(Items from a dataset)
§ §
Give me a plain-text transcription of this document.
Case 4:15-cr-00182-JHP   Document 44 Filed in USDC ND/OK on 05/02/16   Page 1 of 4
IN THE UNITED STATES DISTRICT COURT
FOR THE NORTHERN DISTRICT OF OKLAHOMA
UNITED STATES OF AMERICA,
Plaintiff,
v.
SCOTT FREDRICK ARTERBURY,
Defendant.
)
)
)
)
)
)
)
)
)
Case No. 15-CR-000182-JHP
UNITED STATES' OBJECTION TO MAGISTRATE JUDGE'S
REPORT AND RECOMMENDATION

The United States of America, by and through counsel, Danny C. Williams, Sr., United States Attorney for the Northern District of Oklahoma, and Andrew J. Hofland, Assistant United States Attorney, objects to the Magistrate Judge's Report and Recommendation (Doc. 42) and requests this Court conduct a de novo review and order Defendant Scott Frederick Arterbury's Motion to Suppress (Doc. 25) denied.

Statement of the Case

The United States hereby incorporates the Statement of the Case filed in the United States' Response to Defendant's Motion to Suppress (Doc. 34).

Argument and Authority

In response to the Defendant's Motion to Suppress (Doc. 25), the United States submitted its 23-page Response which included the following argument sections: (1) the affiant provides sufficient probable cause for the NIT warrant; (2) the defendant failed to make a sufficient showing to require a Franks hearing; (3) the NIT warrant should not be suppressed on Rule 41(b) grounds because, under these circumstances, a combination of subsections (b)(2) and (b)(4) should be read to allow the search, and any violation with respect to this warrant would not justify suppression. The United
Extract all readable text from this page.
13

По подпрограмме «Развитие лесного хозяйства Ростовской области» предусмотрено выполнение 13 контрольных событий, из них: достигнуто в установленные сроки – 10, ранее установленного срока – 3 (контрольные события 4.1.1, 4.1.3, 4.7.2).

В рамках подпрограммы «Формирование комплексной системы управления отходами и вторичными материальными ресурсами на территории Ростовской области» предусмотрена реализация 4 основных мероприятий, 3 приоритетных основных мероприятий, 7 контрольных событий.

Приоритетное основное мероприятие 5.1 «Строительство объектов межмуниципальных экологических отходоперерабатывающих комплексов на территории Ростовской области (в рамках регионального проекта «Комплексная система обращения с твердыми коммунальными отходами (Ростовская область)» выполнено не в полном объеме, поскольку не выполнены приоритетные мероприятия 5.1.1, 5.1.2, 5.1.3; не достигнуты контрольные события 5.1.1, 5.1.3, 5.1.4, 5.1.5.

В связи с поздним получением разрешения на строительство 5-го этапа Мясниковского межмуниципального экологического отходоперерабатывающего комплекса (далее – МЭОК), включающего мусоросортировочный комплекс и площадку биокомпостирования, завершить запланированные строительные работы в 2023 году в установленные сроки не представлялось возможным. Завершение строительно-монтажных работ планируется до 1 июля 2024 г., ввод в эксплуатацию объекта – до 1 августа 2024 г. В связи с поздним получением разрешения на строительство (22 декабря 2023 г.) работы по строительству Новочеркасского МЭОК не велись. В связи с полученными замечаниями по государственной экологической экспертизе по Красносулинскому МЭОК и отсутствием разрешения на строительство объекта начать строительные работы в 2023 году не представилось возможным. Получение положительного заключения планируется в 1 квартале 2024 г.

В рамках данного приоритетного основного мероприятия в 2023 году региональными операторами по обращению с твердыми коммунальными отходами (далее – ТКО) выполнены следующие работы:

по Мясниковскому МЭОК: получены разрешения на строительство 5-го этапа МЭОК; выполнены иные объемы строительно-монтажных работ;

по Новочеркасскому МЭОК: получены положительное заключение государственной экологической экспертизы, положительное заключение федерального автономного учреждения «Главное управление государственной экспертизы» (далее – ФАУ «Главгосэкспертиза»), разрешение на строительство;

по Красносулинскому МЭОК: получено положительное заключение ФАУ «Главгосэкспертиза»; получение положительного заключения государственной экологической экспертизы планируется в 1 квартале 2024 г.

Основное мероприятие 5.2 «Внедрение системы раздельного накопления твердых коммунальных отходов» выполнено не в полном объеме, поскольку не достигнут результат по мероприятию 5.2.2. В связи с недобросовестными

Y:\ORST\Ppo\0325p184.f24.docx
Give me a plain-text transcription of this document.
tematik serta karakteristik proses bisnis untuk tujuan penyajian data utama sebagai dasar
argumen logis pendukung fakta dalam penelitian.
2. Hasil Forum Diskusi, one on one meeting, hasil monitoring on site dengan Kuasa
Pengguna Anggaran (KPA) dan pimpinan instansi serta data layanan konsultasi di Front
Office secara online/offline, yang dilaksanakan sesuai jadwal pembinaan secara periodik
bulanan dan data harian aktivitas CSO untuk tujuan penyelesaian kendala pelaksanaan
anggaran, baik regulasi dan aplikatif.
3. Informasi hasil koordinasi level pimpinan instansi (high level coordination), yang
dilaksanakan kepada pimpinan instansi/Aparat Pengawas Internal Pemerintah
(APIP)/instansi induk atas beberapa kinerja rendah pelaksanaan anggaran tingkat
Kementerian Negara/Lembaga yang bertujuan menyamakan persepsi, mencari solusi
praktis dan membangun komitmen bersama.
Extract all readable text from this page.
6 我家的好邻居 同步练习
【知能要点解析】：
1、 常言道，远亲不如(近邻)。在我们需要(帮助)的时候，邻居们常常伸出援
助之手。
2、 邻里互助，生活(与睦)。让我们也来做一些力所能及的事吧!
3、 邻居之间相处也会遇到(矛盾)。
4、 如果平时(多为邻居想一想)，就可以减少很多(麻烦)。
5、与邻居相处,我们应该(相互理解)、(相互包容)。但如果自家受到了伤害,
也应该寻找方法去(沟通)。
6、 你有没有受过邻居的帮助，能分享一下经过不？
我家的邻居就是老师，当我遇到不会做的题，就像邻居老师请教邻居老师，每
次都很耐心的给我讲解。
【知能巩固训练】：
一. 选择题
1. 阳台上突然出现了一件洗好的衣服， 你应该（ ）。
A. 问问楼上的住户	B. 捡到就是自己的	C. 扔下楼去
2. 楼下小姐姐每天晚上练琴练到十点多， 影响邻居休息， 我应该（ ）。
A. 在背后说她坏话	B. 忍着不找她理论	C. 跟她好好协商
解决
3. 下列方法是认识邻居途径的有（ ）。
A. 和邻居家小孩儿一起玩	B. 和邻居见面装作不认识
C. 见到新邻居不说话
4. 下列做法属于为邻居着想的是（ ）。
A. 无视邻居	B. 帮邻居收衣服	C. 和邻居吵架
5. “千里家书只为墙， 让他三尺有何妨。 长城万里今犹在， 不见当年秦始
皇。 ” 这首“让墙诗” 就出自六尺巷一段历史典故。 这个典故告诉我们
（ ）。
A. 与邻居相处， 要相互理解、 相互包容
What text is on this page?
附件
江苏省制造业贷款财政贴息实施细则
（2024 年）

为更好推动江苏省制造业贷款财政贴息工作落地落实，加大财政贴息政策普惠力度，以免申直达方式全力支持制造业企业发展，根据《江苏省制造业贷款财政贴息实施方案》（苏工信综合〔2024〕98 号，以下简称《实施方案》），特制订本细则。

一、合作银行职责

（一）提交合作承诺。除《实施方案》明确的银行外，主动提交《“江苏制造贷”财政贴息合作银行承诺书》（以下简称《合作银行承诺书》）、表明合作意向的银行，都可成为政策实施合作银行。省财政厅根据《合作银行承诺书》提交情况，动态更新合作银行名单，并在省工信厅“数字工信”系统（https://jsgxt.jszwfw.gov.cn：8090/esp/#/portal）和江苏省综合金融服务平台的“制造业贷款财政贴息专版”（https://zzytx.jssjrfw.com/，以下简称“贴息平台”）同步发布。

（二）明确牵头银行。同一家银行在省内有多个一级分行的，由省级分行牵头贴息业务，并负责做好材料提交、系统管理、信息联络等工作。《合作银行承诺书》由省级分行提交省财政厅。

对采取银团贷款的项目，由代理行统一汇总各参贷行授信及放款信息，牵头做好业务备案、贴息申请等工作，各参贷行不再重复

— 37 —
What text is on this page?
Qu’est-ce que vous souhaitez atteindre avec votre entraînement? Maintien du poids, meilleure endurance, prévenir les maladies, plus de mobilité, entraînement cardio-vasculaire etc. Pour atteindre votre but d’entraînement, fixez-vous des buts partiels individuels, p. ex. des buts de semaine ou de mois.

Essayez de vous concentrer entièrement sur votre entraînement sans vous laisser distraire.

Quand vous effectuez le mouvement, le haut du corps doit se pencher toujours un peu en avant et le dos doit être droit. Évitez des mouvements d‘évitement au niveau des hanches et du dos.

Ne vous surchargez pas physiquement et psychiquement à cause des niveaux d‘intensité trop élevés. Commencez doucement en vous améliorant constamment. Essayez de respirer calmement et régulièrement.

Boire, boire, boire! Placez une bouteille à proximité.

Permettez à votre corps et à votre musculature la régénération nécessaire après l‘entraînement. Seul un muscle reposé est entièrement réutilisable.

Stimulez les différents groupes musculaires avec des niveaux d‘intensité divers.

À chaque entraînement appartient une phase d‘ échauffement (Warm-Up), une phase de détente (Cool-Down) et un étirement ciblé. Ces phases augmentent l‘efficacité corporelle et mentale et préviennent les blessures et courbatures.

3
§ §
**Directive**
Pick out all lines containing the string "Главгосэкспертиза".

**Problem solution**
по Новочеркасскому МЭОК: получены положительное заключение государственной экологической экспертизы, положительное заключение федерального автономного учреждения «Главное управление государственной экспертизы» (далее – ФАУ «Главгосэкспертиза»), разрешение на строительство;
по Красносулинскому МЭОК: получено положительное заключение ФАУ «Главгосэкспертиза»; получение положительного заключения государственной экологической экспертизы планируется в 1 квартале 2024 г.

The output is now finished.